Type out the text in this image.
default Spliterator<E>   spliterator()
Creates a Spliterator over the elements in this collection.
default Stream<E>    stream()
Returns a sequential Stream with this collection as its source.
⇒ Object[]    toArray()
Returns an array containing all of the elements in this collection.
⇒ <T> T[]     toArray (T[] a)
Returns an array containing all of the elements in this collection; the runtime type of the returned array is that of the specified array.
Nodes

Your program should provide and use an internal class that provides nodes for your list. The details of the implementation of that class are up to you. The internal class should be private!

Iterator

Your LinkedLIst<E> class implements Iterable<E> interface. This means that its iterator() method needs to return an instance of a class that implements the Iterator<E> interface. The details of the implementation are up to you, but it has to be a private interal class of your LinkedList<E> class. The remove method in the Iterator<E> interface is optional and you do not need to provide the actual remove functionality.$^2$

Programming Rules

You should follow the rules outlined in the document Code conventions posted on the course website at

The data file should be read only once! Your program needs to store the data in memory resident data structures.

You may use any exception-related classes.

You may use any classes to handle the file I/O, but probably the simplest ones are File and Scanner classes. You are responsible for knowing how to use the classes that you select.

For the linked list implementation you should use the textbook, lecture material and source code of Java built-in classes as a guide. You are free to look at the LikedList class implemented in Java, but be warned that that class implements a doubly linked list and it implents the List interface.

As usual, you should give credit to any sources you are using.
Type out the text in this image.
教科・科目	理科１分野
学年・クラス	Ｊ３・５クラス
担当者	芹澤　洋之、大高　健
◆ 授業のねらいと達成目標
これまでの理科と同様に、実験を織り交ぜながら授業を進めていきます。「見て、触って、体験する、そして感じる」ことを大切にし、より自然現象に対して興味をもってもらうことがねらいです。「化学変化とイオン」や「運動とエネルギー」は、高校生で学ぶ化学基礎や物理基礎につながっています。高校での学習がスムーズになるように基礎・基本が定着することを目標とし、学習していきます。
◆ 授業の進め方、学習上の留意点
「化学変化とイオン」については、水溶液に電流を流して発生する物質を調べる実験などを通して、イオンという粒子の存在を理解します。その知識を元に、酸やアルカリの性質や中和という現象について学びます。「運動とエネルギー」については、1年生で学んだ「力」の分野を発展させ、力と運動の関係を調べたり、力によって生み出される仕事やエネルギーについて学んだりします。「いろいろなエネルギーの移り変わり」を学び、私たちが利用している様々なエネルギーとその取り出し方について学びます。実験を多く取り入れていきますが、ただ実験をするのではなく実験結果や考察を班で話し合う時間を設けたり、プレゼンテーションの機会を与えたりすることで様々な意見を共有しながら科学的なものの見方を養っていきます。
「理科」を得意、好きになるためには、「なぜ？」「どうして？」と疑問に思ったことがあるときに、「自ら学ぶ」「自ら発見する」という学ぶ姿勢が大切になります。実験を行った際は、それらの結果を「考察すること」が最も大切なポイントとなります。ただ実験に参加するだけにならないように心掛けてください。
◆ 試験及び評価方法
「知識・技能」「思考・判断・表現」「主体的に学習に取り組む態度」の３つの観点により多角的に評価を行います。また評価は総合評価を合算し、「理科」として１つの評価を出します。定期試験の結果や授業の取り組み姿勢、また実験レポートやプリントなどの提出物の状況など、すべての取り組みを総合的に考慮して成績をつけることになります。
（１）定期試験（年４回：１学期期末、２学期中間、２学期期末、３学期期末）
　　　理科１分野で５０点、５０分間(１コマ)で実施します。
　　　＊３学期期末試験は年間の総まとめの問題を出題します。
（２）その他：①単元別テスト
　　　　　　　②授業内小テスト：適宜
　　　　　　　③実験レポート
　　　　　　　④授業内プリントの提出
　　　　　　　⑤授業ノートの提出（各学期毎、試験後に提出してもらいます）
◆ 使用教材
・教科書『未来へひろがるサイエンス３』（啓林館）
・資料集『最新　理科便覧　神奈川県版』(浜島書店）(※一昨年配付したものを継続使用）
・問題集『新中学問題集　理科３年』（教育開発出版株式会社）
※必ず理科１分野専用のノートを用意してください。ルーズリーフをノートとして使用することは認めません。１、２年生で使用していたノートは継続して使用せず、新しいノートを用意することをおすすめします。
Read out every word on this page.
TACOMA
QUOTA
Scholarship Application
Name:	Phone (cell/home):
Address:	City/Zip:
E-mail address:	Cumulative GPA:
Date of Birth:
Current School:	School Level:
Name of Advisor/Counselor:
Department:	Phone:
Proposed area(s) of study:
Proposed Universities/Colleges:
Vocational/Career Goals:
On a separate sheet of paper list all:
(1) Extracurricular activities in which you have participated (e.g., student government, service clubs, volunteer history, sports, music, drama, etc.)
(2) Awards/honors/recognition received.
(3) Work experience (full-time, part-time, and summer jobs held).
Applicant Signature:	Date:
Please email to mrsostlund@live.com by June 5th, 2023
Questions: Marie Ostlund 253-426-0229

———

What is being asked: Only the number should be given: how many lines of the data contain the word "Stream"?

The solution: 2